TO BE DONE: Look through the data below and work out how many lines contain the string "Personalization". Give the number alone.

☆ ☆ ☆ ☆

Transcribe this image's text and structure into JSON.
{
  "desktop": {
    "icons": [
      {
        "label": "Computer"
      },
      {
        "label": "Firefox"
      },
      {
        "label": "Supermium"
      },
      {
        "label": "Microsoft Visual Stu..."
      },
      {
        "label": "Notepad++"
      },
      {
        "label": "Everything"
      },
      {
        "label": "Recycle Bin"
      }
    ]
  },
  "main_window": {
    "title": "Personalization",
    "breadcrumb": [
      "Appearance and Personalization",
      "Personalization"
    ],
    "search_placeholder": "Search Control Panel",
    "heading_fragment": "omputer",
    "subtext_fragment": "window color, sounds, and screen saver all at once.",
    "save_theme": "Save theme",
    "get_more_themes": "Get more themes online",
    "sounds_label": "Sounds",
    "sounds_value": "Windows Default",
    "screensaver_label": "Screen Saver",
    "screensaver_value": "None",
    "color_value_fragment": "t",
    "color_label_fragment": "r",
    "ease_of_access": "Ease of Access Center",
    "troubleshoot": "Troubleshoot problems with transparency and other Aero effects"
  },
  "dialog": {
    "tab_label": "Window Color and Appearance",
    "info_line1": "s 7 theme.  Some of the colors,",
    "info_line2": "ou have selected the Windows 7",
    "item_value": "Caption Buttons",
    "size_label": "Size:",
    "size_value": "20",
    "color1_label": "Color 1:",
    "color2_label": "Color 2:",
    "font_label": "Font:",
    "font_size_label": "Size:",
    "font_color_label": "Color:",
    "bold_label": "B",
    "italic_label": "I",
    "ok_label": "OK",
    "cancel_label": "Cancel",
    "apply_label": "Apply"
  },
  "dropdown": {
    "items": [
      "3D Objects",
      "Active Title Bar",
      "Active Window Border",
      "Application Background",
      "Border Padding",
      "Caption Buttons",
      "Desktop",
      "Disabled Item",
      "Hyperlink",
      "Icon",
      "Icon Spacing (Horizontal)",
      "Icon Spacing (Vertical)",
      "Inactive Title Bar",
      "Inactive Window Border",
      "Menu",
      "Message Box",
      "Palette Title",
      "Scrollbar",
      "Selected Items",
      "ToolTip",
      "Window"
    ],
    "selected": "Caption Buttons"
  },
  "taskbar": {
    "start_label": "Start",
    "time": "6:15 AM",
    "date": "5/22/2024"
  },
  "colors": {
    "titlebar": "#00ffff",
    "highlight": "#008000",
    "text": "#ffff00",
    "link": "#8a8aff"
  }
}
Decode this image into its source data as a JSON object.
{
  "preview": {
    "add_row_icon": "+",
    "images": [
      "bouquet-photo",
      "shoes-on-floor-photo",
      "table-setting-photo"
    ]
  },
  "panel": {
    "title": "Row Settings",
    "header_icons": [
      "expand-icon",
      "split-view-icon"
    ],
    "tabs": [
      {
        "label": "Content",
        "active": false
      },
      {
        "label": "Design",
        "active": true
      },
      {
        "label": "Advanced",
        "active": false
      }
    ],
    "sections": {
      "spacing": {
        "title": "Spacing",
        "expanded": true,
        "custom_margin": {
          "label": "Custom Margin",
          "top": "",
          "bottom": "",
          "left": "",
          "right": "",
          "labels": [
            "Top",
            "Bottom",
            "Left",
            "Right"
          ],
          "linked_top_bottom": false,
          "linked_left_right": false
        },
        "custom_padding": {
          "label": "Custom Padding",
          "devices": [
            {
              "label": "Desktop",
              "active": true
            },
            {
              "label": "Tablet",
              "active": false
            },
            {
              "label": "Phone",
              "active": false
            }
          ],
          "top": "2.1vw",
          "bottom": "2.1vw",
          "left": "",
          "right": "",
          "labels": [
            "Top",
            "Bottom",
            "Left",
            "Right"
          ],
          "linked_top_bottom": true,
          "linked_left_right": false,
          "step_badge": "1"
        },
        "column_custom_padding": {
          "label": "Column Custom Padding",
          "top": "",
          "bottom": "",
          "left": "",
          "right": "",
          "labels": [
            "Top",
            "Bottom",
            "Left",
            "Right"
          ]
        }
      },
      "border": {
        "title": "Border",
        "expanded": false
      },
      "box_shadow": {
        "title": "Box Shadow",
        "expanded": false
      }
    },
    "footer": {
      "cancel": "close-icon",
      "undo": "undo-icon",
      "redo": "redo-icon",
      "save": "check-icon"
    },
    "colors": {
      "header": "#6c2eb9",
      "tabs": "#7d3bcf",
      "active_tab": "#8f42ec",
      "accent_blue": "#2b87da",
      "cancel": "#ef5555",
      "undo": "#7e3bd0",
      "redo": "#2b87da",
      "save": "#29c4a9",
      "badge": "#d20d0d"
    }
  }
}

☆ ☆ ☆ ☆

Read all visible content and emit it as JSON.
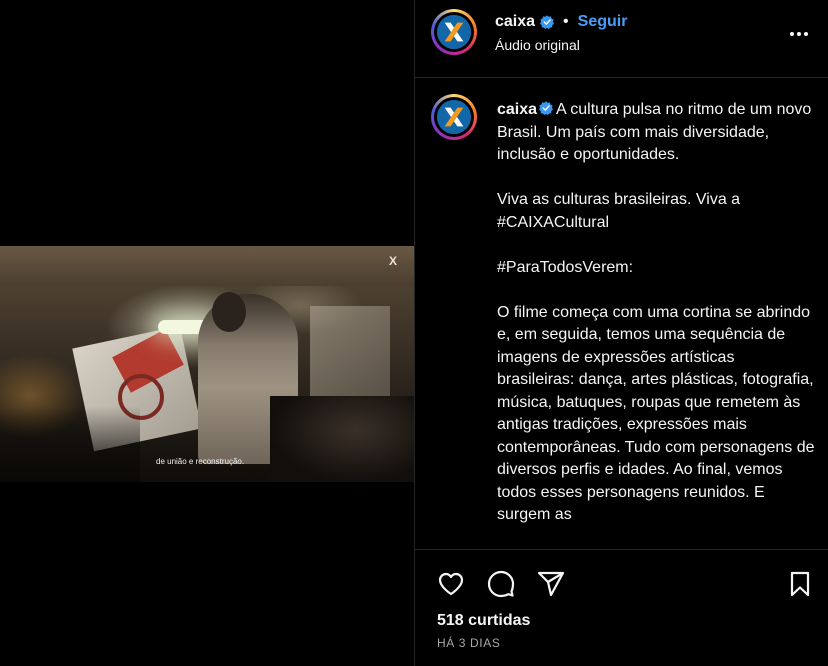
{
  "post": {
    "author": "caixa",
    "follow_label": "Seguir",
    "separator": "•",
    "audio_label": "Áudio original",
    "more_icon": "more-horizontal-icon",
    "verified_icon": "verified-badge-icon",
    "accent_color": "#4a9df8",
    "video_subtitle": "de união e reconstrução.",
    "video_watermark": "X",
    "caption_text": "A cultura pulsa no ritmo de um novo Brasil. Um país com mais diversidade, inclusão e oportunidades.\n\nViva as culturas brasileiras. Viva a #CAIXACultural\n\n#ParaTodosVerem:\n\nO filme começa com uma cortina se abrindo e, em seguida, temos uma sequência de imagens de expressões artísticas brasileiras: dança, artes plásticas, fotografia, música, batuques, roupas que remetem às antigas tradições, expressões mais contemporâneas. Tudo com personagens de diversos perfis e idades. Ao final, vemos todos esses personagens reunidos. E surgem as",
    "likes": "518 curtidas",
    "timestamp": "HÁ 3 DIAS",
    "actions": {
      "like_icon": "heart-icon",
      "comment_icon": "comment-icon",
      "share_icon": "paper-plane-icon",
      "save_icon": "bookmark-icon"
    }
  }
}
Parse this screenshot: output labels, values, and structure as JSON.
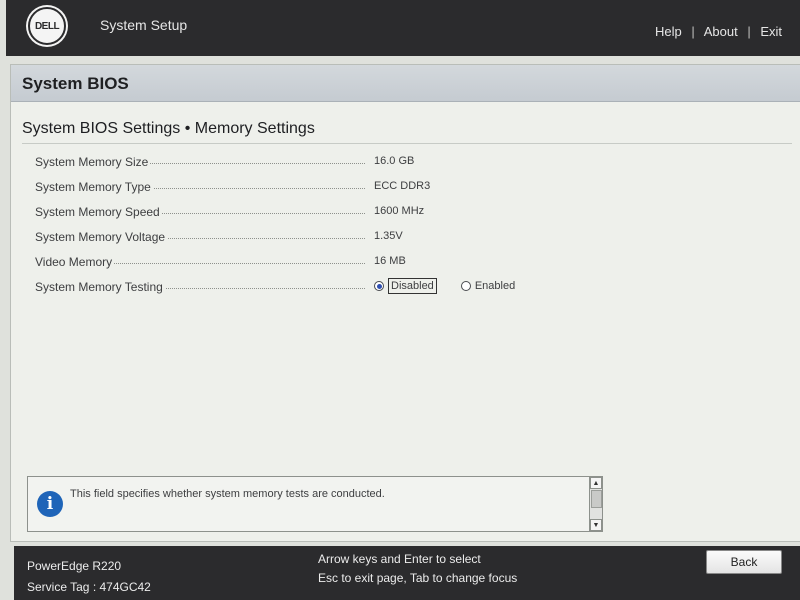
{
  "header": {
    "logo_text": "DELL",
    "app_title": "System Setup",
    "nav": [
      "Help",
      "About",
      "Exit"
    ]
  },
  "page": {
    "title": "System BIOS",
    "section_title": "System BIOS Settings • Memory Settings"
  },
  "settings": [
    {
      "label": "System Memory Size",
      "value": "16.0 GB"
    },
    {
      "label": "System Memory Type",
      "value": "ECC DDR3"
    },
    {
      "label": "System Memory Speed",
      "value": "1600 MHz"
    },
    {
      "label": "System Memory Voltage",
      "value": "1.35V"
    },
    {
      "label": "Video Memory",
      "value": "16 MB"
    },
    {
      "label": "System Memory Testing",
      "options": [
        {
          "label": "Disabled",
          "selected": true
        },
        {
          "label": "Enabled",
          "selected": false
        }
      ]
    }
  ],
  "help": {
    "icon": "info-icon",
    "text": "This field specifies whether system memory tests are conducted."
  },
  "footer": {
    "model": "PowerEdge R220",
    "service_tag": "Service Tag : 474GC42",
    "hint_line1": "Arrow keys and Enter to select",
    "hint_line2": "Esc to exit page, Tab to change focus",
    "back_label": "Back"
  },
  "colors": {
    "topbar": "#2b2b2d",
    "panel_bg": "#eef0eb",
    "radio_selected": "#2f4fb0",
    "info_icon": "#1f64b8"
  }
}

☆ ☆ ☆ ☆

SOLUTION TO THE PROBLEM: 3